__Problem to work on__
Leave out any picture and return the remaining listing below exactly as given.

__Supplied material__
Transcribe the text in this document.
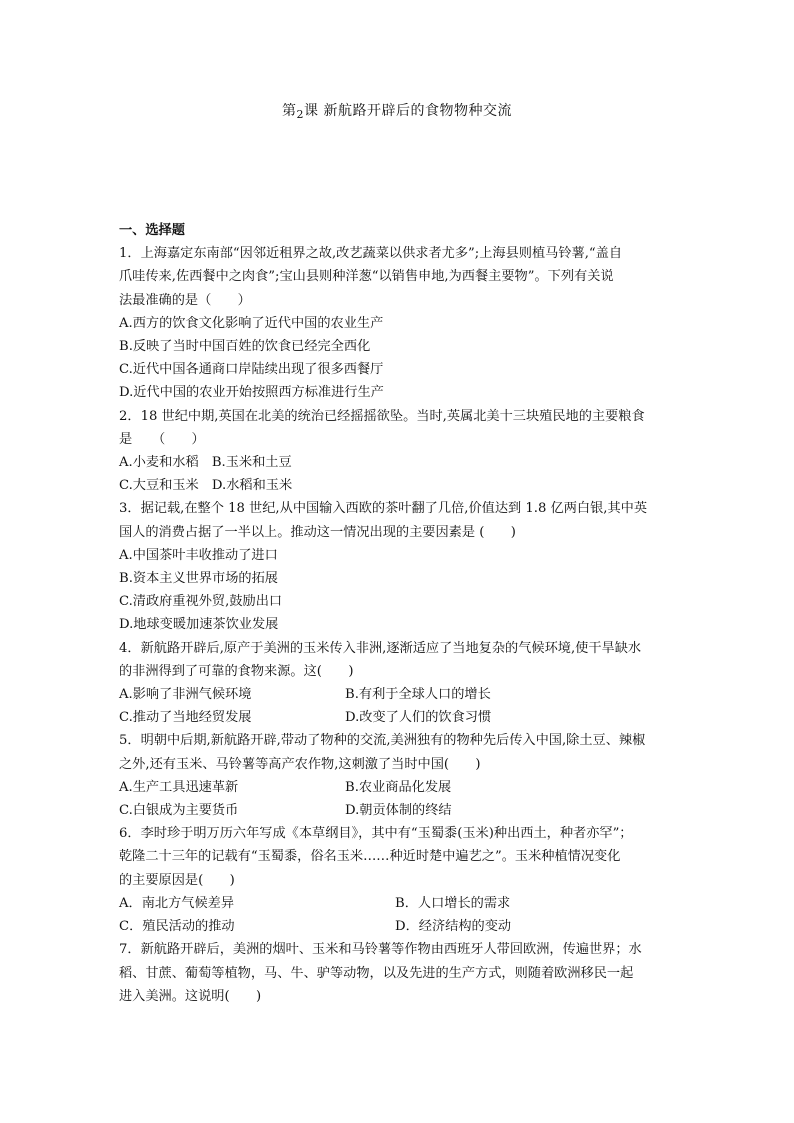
第$_2$课 新航路开辟后的食物物种交流
一、选择题
1．上海嘉定东南部“因邻近租界之故,改艺蔬菜以供求者尤多”;上海县则植马铃薯,“盖自
爪哇传来,佐西餐中之肉食”;宝山县则种洋葱“以销售申地,为西餐主要物”。下列有关说
法最准确的是（　　）
A.西方的饮食文化影响了近代中国的农业生产
B.反映了当时中国百姓的饮食已经完全西化
C.近代中国各通商口岸陆续出现了很多西餐厅
D.近代中国的农业开始按照西方标准进行生产
2．18 世纪中期,英国在北美的统治已经摇摇欲坠。当时,英属北美十三块殖民地的主要粮食
是　　（　　）
A.小麦和水稻　B.玉米和土豆
C.大豆和玉米　D.水稻和玉米
3．据记载,在整个 18 世纪,从中国输入西欧的茶叶翻了几倍,价值达到 1.8 亿两白银,其中英
国人的消费占据了一半以上。推动这一情况出现的主要因素是 (　　)
A.中国茶叶丰收推动了进口
B.资本主义世界市场的拓展
C.清政府重视外贸,鼓励出口
D.地球变暖加速茶饮业发展
4．新航路开辟后,原产于美洲的玉米传入非洲,逐渐适应了当地复杂的气候环境,使干旱缺水
的非洲得到了可靠的食物来源。这(　　)
A.影响了非洲气候环境	B.有利于全球人口的增长
C.推动了当地经贸发展	D.改变了人们的饮食习惯
5．明朝中后期,新航路开辟,带动了物种的交流,美洲独有的物种先后传入中国,除土豆、辣椒
之外,还有玉米、马铃薯等高产农作物,这刺激了当时中国(　　)
A.生产工具迅速革新	B.农业商品化发展
C.白银成为主要货币	D.朝贡体制的终结
6．李时珍于明万历六年写成《本草纲目》，其中有“玉蜀黍(玉米)种出西土，种者亦罕”；
乾隆二十三年的记载有“玉蜀黍，俗名玉米……种近时楚中遍艺之”。玉米种植情况变化
的主要原因是(　　)
A．南北方气候差异	B．人口增长的需求
C．殖民活动的推动	D．经济结构的变动
7．新航路开辟后，美洲的烟叶、玉米和马铃薯等作物由西班牙人带回欧洲，传遍世界；水
稻、甘蔗、葡萄等植物，马、牛、驴等动物，以及先进的生产方式，则随着欧洲移民一起
进入美洲。这说明(　　)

__Complete output__
Transcribe the text in this document.
第$_2$课 新航路开辟后的食物物种交流
一、选择题
1．上海嘉定东南部“因邻近租界之故,改艺蔬菜以供求者尤多”;上海县则植马铃薯,“盖自
爪哇传来,佐西餐中之肉食”;宝山县则种洋葱“以销售申地,为西餐主要物”。下列有关说
法最准确的是（　　）
A.西方的饮食文化影响了近代中国的农业生产
B.反映了当时中国百姓的饮食已经完全西化
C.近代中国各通商口岸陆续出现了很多西餐厅
D.近代中国的农业开始按照西方标准进行生产
2．18 世纪中期,英国在北美的统治已经摇摇欲坠。当时,英属北美十三块殖民地的主要粮食
是　　（　　）
A.小麦和水稻　B.玉米和土豆
C.大豆和玉米　D.水稻和玉米
3．据记载,在整个 18 世纪,从中国输入西欧的茶叶翻了几倍,价值达到 1.8 亿两白银,其中英
国人的消费占据了一半以上。推动这一情况出现的主要因素是 (　　)
A.中国茶叶丰收推动了进口
B.资本主义世界市场的拓展
C.清政府重视外贸,鼓励出口
D.地球变暖加速茶饮业发展
4．新航路开辟后,原产于美洲的玉米传入非洲,逐渐适应了当地复杂的气候环境,使干旱缺水
的非洲得到了可靠的食物来源。这(　　)
A.影响了非洲气候环境	B.有利于全球人口的增长
C.推动了当地经贸发展	D.改变了人们的饮食习惯
5．明朝中后期,新航路开辟,带动了物种的交流,美洲独有的物种先后传入中国,除土豆、辣椒
之外,还有玉米、马铃薯等高产农作物,这刺激了当时中国(　　)
A.生产工具迅速革新	B.农业商品化发展
C.白银成为主要货币	D.朝贡体制的终结
6．李时珍于明万历六年写成《本草纲目》，其中有“玉蜀黍(玉米)种出西土，种者亦罕”；
乾隆二十三年的记载有“玉蜀黍，俗名玉米……种近时楚中遍艺之”。玉米种植情况变化
的主要原因是(　　)
A．南北方气候差异	B．人口增长的需求
C．殖民活动的推动	D．经济结构的变动
7．新航路开辟后，美洲的烟叶、玉米和马铃薯等作物由西班牙人带回欧洲，传遍世界；水
稻、甘蔗、葡萄等植物，马、牛、驴等动物，以及先进的生产方式，则随着欧洲移民一起
进入美洲。这说明(　　)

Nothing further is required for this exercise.